┌──
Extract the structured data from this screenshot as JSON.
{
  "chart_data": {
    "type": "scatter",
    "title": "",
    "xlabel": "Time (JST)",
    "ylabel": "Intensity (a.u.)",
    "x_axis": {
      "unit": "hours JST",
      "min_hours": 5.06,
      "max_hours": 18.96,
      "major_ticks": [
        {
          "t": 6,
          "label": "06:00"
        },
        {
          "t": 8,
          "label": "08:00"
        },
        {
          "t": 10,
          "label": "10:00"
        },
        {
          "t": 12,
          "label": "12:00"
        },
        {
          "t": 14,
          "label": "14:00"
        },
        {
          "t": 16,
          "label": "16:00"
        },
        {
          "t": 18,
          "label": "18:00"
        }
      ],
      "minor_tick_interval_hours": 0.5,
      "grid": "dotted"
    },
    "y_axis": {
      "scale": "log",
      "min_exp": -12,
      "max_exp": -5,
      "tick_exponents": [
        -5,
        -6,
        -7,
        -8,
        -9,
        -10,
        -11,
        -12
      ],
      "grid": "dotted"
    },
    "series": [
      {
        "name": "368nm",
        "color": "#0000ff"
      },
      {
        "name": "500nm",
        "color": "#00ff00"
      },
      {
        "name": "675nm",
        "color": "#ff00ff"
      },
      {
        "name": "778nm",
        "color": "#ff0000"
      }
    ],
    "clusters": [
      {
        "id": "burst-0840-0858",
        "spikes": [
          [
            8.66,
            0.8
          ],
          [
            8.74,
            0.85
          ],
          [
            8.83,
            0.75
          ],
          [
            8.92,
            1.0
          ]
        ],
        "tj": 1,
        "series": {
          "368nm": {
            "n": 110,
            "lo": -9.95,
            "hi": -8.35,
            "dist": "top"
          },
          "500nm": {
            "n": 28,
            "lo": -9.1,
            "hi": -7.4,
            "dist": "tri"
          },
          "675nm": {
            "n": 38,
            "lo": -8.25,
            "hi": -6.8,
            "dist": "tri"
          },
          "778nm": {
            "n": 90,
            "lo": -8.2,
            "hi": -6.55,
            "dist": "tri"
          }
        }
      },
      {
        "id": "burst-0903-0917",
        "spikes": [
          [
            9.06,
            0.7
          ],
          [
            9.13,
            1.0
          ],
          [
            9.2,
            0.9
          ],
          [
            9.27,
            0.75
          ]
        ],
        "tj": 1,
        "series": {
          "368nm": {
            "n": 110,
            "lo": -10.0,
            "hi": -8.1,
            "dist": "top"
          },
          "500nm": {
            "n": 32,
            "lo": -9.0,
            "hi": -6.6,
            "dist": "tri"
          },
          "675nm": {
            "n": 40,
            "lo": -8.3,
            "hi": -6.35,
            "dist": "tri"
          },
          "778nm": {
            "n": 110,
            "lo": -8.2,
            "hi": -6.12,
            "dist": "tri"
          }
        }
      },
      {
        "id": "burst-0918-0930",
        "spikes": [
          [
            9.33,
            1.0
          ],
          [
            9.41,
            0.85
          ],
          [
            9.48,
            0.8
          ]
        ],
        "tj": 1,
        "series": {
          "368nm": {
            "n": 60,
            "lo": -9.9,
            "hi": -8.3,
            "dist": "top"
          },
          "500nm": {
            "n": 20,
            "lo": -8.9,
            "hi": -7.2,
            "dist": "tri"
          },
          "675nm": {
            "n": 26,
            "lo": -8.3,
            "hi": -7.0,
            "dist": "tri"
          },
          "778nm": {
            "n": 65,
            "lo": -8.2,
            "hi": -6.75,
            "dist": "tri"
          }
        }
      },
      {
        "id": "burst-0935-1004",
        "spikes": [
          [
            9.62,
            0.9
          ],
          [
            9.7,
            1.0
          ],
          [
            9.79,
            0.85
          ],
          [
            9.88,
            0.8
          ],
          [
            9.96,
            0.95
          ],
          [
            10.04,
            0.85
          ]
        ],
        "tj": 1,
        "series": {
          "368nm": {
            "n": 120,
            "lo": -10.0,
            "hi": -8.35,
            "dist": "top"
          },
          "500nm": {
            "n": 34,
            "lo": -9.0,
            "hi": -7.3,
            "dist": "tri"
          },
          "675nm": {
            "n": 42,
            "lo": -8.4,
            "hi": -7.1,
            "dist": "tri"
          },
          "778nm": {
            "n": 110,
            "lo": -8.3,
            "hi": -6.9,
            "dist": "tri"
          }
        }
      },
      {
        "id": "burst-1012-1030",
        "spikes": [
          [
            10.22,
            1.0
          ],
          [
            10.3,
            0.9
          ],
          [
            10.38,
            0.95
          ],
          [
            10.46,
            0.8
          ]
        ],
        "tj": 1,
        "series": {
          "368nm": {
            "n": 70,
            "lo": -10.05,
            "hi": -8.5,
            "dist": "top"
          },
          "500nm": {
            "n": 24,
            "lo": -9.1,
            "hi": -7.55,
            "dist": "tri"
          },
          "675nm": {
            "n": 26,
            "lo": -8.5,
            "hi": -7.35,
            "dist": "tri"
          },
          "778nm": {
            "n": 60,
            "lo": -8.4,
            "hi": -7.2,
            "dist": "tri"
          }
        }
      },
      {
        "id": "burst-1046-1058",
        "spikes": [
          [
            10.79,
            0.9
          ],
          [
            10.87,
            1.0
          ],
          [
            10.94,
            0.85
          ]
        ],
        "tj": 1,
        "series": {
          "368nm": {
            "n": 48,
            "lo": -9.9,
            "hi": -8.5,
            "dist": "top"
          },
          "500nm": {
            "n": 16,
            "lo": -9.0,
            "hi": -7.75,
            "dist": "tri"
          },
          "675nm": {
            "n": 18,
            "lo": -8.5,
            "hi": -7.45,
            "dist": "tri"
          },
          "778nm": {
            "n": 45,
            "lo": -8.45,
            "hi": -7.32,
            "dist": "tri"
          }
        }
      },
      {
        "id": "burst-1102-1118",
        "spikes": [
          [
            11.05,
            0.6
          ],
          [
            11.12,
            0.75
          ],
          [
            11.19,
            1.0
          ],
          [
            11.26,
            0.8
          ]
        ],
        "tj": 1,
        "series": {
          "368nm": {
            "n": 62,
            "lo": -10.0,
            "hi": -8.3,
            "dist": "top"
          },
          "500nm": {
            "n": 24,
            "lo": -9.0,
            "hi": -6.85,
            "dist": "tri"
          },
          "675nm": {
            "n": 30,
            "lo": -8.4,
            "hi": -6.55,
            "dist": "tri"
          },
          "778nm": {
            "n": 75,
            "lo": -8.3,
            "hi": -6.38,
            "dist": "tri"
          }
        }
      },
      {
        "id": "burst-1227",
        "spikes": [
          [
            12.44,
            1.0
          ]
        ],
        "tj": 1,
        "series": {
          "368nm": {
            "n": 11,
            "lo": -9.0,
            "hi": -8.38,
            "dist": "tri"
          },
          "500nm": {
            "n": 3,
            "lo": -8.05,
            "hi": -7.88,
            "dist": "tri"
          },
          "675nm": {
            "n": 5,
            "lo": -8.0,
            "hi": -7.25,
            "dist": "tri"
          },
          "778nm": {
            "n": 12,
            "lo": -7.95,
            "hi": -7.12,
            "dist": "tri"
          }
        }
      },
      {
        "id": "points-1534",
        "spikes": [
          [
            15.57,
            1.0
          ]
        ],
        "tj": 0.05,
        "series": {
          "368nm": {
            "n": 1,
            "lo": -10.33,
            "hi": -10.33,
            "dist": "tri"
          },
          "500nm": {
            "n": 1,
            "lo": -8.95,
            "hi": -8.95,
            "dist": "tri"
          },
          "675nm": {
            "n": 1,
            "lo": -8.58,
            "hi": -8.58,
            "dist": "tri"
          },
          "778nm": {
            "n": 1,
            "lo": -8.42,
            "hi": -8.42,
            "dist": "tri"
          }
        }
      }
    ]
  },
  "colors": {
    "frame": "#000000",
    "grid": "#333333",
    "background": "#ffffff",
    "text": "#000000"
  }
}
└──
Above are some records; repeat all of them exactly.

* **Problem solution**:
Extract the structured data from this screenshot as JSON.
{
  "chart_data": {
    "type": "scatter",
    "title": "",
    "xlabel": "Time (JST)",
    "ylabel": "Intensity (a.u.)",
    "x_axis": {
      "unit": "hours JST",
      "min_hours": 5.06,
      "max_hours": 18.96,
      "major_ticks": [
        {
          "t": 6,
          "label": "06:00"
        },
        {
          "t": 8,
          "label": "08:00"
        },
        {
          "t": 10,
          "label": "10:00"
        },
        {
          "t": 12,
          "label": "12:00"
        },
        {
          "t": 14,
          "label": "14:00"
        },
        {
          "t": 16,
          "label": "16:00"
        },
        {
          "t": 18,
          "label": "18:00"
        }
      ],
      "minor_tick_interval_hours": 0.5,
      "grid": "dotted"
    },
    "y_axis": {
      "scale": "log",
      "min_exp": -12,
      "max_exp": -5,
      "tick_exponents": [
        -5,
        -6,
        -7,
        -8,
        -9,
        -10,
        -11,
        -12
      ],
      "grid": "dotted"
    },
    "series": [
      {
        "name": "368nm",
        "color": "#0000ff"
      },
      {
        "name": "500nm",
        "color": "#00ff00"
      },
      {
        "name": "675nm",
        "color": "#ff00ff"
      },
      {
        "name": "778nm",
        "color": "#ff0000"
      }
    ],
    "clusters": [
      {
        "id": "burst-0840-0858",
        "spikes": [
          [
            8.66,
            0.8
          ],
          [
            8.74,
            0.85
          ],
          [
            8.83,
            0.75
          ],
          [
            8.92,
            1.0
          ]
        ],
        "tj": 1,
        "series": {
          "368nm": {
            "n": 110,
            "lo": -9.95,
            "hi": -8.35,
            "dist": "top"
          },
          "500nm": {
            "n": 28,
            "lo": -9.1,
            "hi": -7.4,
            "dist": "tri"
          },
          "675nm": {
            "n": 38,
            "lo": -8.25,
            "hi": -6.8,
            "dist": "tri"
          },
          "778nm": {
            "n": 90,
            "lo": -8.2,
            "hi": -6.55,
            "dist": "tri"
          }
        }
      },
      {
        "id": "burst-0903-0917",
        "spikes": [
          [
            9.06,
            0.7
          ],
          [
            9.13,
            1.0
          ],
          [
            9.2,
            0.9
          ],
          [
            9.27,
            0.75
          ]
        ],
        "tj": 1,
        "series": {
          "368nm": {
            "n": 110,
            "lo": -10.0,
            "hi": -8.1,
            "dist": "top"
          },
          "500nm": {
            "n": 32,
            "lo": -9.0,
            "hi": -6.6,
            "dist": "tri"
          },
          "675nm": {
            "n": 40,
            "lo": -8.3,
            "hi": -6.35,
            "dist": "tri"
          },
          "778nm": {
            "n": 110,
            "lo": -8.2,
            "hi": -6.12,
            "dist": "tri"
          }
        }
      },
      {
        "id": "burst-0918-0930",
        "spikes": [
          [
            9.33,
            1.0
          ],
          [
            9.41,
            0.85
          ],
          [
            9.48,
            0.8
          ]
        ],
        "tj": 1,
        "series": {
          "368nm": {
            "n": 60,
            "lo": -9.9,
            "hi": -8.3,
            "dist": "top"
          },
          "500nm": {
            "n": 20,
            "lo": -8.9,
            "hi": -7.2,
            "dist": "tri"
          },
          "675nm": {
            "n": 26,
            "lo": -8.3,
            "hi": -7.0,
            "dist": "tri"
          },
          "778nm": {
            "n": 65,
            "lo": -8.2,
            "hi": -6.75,
            "dist": "tri"
          }
        }
      },
      {
        "id": "burst-0935-1004",
        "spikes": [
          [
            9.62,
            0.9
          ],
          [
            9.7,
            1.0
          ],
          [
            9.79,
            0.85
          ],
          [
            9.88,
            0.8
          ],
          [
            9.96,
            0.95
          ],
          [
            10.04,
            0.85
          ]
        ],
        "tj": 1,
        "series": {
          "368nm": {
            "n": 120,
            "lo": -10.0,
            "hi": -8.35,
            "dist": "top"
          },
          "500nm": {
            "n": 34,
            "lo": -9.0,
            "hi": -7.3,
            "dist": "tri"
          },
          "675nm": {
            "n": 42,
            "lo": -8.4,
            "hi": -7.1,
            "dist": "tri"
          },
          "778nm": {
            "n": 110,
            "lo": -8.3,
            "hi": -6.9,
            "dist": "tri"
          }
        }
      },
      {
        "id": "burst-1012-1030",
        "spikes": [
          [
            10.22,
            1.0
          ],
          [
            10.3,
            0.9
          ],
          [
            10.38,
            0.95
          ],
          [
            10.46,
            0.8
          ]
        ],
        "tj": 1,
        "series": {
          "368nm": {
            "n": 70,
            "lo": -10.05,
            "hi": -8.5,
            "dist": "top"
          },
          "500nm": {
            "n": 24,
            "lo": -9.1,
            "hi": -7.55,
            "dist": "tri"
          },
          "675nm": {
            "n": 26,
            "lo": -8.5,
            "hi": -7.35,
            "dist": "tri"
          },
          "778nm": {
            "n": 60,
            "lo": -8.4,
            "hi": -7.2,
            "dist": "tri"
          }
        }
      },
      {
        "id": "burst-1046-1058",
        "spikes": [
          [
            10.79,
            0.9
          ],
          [
            10.87,
            1.0
          ],
          [
            10.94,
            0.85
          ]
        ],
        "tj": 1,
        "series": {
          "368nm": {
            "n": 48,
            "lo": -9.9,
            "hi": -8.5,
            "dist": "top"
          },
          "500nm": {
            "n": 16,
            "lo": -9.0,
            "hi": -7.75,
            "dist": "tri"
          },
          "675nm": {
            "n": 18,
            "lo": -8.5,
            "hi": -7.45,
            "dist": "tri"
          },
          "778nm": {
            "n": 45,
            "lo": -8.45,
            "hi": -7.32,
            "dist": "tri"
          }
        }
      },
      {
        "id": "burst-1102-1118",
        "spikes": [
          [
            11.05,
            0.6
          ],
          [
            11.12,
            0.75
          ],
          [
            11.19,
            1.0
          ],
          [
            11.26,
            0.8
          ]
        ],
        "tj": 1,
        "series": {
          "368nm": {
            "n": 62,
            "lo": -10.0,
            "hi": -8.3,
            "dist": "top"
          },
          "500nm": {
            "n": 24,
            "lo": -9.0,
            "hi": -6.85,
            "dist": "tri"
          },
          "675nm": {
            "n": 30,
            "lo": -8.4,
            "hi": -6.55,
            "dist": "tri"
          },
          "778nm": {
            "n": 75,
            "lo": -8.3,
            "hi": -6.38,
            "dist": "tri"
          }
        }
      },
      {
        "id": "burst-1227",
        "spikes": [
          [
            12.44,
            1.0
          ]
        ],
        "tj": 1,
        "series": {
          "368nm": {
            "n": 11,
            "lo": -9.0,
            "hi": -8.38,
            "dist": "tri"
          },
          "500nm": {
            "n": 3,
            "lo": -8.05,
            "hi": -7.88,
            "dist": "tri"
          },
          "675nm": {
            "n": 5,
            "lo": -8.0,
            "hi": -7.25,
            "dist": "tri"
          },
          "778nm": {
            "n": 12,
            "lo": -7.95,
            "hi": -7.12,
            "dist": "tri"
          }
        }
      },
      {
        "id": "points-1534",
        "spikes": [
          [
            15.57,
            1.0
          ]
        ],
        "tj": 0.05,
        "series": {
          "368nm": {
            "n": 1,
            "lo": -10.33,
            "hi": -10.33,
            "dist": "tri"
          },
          "500nm": {
            "n": 1,
            "lo": -8.95,
            "hi": -8.95,
            "dist": "tri"
          },
          "675nm": {
            "n": 1,
            "lo": -8.58,
            "hi": -8.58,
            "dist": "tri"
          },
          "778nm": {
            "n": 1,
            "lo": -8.42,
            "hi": -8.42,
            "dist": "tri"
          }
        }
      }
    ]
  },
  "colors": {
    "frame": "#000000",
    "grid": "#333333",
    "background": "#ffffff",
    "text": "#000000"
  }
}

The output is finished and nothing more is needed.